*RECORDS SUPPLIED:*
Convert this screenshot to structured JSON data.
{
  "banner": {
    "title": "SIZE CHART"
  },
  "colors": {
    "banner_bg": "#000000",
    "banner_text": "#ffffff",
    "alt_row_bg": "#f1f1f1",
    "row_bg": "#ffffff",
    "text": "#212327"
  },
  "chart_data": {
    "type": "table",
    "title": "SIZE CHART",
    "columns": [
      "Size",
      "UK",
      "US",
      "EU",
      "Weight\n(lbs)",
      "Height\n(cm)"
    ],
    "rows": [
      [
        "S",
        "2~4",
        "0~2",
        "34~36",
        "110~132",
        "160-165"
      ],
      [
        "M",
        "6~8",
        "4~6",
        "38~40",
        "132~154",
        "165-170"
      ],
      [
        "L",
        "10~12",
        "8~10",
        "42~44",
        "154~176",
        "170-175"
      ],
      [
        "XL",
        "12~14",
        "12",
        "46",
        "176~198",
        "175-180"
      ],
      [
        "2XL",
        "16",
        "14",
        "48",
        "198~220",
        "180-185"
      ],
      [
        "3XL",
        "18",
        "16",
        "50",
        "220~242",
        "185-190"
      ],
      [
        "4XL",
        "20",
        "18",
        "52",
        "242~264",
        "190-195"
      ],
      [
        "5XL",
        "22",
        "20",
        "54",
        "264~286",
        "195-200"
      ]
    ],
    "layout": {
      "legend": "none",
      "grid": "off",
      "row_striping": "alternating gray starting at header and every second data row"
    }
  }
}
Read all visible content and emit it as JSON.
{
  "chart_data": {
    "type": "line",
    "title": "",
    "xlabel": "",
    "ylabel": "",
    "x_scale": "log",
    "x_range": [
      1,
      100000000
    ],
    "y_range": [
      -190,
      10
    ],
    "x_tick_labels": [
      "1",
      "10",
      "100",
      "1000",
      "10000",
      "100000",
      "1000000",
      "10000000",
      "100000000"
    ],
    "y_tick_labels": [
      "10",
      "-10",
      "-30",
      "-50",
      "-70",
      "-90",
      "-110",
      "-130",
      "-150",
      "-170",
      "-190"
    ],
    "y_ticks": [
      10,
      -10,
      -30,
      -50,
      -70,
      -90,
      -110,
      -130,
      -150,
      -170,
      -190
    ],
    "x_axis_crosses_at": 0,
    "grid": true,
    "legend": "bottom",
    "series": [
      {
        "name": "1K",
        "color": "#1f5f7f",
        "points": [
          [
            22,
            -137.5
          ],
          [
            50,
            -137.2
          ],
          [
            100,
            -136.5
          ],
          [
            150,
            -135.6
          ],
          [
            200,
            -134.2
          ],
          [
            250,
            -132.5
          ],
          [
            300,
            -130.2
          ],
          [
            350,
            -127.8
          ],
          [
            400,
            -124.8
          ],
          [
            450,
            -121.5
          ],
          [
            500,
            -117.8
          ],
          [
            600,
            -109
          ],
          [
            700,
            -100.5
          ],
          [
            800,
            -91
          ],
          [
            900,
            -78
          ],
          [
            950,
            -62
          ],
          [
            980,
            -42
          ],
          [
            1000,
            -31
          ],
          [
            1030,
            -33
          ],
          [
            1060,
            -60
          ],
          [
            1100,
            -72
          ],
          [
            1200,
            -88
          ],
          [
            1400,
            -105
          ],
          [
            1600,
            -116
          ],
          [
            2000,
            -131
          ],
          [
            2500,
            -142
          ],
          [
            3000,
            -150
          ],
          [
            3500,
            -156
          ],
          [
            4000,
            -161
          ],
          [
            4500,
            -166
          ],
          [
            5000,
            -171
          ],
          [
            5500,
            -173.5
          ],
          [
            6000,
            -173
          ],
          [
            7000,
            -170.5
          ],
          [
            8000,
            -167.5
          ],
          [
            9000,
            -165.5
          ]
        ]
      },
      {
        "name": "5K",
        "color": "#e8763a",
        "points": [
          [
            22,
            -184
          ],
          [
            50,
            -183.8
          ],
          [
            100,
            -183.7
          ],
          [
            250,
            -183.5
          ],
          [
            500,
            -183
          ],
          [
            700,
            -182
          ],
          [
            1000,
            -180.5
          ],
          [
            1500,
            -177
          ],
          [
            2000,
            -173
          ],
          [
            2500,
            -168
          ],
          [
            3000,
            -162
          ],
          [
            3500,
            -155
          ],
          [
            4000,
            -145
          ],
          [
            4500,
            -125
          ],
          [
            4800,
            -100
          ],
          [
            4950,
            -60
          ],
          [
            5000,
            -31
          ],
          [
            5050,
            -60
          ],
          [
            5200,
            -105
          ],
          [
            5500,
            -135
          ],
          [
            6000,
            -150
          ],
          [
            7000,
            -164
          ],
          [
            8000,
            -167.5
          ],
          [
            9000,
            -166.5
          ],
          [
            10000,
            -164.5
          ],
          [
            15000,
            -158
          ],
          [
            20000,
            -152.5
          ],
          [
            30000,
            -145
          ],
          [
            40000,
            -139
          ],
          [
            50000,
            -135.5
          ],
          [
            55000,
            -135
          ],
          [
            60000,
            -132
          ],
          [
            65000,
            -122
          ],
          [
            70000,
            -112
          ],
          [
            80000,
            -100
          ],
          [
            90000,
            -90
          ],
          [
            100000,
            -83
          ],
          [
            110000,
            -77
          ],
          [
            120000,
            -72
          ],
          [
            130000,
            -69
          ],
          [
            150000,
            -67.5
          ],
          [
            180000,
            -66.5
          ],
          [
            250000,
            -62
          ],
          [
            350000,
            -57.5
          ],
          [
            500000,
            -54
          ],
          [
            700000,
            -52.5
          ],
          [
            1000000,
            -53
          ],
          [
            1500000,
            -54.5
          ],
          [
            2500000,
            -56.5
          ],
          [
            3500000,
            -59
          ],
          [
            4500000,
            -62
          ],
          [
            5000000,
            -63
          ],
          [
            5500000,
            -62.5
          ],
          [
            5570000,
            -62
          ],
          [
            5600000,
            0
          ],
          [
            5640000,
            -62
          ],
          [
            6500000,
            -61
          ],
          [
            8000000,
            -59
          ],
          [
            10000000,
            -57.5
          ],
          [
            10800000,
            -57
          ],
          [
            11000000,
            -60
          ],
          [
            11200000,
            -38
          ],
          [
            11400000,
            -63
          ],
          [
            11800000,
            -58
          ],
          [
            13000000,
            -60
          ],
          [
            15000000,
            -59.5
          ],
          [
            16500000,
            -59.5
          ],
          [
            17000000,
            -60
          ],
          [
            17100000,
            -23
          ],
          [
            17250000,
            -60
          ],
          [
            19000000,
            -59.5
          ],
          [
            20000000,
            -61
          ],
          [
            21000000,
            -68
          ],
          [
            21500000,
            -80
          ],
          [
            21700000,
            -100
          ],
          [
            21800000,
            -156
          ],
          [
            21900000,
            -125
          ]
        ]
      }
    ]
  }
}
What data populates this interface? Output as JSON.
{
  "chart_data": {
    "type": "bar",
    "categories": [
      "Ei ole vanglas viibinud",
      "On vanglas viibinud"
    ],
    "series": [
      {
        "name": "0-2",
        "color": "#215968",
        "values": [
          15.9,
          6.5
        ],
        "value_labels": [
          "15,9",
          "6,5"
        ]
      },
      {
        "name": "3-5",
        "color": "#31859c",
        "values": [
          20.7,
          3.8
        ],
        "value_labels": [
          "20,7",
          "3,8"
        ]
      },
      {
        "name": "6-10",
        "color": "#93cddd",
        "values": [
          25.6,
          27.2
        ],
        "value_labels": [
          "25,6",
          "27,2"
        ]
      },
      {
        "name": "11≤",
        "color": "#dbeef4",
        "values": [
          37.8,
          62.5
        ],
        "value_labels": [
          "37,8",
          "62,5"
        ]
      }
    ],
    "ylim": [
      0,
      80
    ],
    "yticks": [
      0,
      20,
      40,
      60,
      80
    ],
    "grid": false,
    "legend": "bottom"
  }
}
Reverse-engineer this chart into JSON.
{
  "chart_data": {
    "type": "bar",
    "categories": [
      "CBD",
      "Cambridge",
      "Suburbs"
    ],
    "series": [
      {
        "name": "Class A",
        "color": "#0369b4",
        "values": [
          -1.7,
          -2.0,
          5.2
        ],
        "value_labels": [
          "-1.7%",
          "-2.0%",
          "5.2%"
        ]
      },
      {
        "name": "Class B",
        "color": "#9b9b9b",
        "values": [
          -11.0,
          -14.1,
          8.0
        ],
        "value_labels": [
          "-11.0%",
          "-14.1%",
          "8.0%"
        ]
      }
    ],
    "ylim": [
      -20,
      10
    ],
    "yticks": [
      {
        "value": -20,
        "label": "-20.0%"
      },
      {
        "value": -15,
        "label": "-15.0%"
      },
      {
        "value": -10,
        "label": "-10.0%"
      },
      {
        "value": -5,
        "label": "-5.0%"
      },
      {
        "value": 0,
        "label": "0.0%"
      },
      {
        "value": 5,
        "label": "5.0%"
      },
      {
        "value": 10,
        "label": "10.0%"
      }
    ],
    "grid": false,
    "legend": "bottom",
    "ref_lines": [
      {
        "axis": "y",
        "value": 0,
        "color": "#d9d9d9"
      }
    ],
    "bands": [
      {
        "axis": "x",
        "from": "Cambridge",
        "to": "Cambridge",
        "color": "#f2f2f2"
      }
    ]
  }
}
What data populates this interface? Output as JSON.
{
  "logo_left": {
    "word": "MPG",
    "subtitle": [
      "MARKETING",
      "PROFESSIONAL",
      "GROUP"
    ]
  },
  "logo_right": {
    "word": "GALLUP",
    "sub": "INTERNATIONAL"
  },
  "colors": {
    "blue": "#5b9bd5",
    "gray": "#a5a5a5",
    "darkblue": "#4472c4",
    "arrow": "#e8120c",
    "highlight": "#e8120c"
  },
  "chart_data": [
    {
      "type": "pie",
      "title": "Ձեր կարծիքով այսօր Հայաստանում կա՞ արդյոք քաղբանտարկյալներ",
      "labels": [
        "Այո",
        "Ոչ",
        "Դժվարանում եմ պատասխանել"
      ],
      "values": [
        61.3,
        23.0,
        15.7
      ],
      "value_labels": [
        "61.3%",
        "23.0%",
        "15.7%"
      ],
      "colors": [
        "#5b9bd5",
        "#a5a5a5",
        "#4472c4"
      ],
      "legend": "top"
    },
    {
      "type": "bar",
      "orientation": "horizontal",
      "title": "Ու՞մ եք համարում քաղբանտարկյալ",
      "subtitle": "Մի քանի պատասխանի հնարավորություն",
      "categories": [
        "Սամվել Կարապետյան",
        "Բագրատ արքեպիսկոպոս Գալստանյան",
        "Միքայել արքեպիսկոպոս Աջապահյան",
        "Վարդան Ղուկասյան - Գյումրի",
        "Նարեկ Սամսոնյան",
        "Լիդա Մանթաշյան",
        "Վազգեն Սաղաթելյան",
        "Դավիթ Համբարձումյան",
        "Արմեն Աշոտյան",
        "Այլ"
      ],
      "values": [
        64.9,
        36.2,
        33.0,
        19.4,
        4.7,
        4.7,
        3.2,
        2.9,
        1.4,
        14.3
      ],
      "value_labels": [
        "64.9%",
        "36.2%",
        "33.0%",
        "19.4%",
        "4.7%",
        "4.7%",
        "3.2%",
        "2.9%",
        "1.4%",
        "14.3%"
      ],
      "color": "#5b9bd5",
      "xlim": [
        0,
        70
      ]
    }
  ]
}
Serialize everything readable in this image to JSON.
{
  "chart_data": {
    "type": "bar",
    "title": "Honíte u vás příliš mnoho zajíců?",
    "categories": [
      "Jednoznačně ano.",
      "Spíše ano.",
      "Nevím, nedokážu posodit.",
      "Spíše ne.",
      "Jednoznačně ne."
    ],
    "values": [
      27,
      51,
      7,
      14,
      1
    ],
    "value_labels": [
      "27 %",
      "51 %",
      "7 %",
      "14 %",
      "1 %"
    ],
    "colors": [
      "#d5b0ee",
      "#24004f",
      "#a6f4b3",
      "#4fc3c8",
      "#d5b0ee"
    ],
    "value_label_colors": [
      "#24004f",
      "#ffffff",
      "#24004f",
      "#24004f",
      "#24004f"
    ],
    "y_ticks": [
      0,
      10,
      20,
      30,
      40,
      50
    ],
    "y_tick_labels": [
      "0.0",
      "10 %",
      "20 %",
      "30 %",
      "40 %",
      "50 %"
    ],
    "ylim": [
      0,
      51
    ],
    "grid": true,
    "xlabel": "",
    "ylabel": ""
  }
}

*TASK OBJECTIVE:* Return precisely the lines of the records, starting with the line that holds "Serialize everything readable" and ending with the last one.

*ANSWER TO THE TASK:*
Serialize everything readable in this image to JSON.
{
  "chart_data": {
    "type": "bar",
    "title": "Honíte u vás příliš mnoho zajíců?",
    "categories": [
      "Jednoznačně ano.",
      "Spíše ano.",
      "Nevím, nedokážu posodit.",
      "Spíše ne.",
      "Jednoznačně ne."
    ],
    "values": [
      27,
      51,
      7,
      14,
      1
    ],
    "value_labels": [
      "27 %",
      "51 %",
      "7 %",
      "14 %",
      "1 %"
    ],
    "colors": [
      "#d5b0ee",
      "#24004f",
      "#a6f4b3",
      "#4fc3c8",
      "#d5b0ee"
    ],
    "value_label_colors": [
      "#24004f",
      "#ffffff",
      "#24004f",
      "#24004f",
      "#24004f"
    ],
    "y_ticks": [
      0,
      10,
      20,
      30,
      40,
      50
    ],
    "y_tick_labels": [
      "0.0",
      "10 %",
      "20 %",
      "30 %",
      "40 %",
      "50 %"
    ],
    "ylim": [
      0,
      51
    ],
    "grid": true,
    "xlabel": "",
    "ylabel": ""
  }
}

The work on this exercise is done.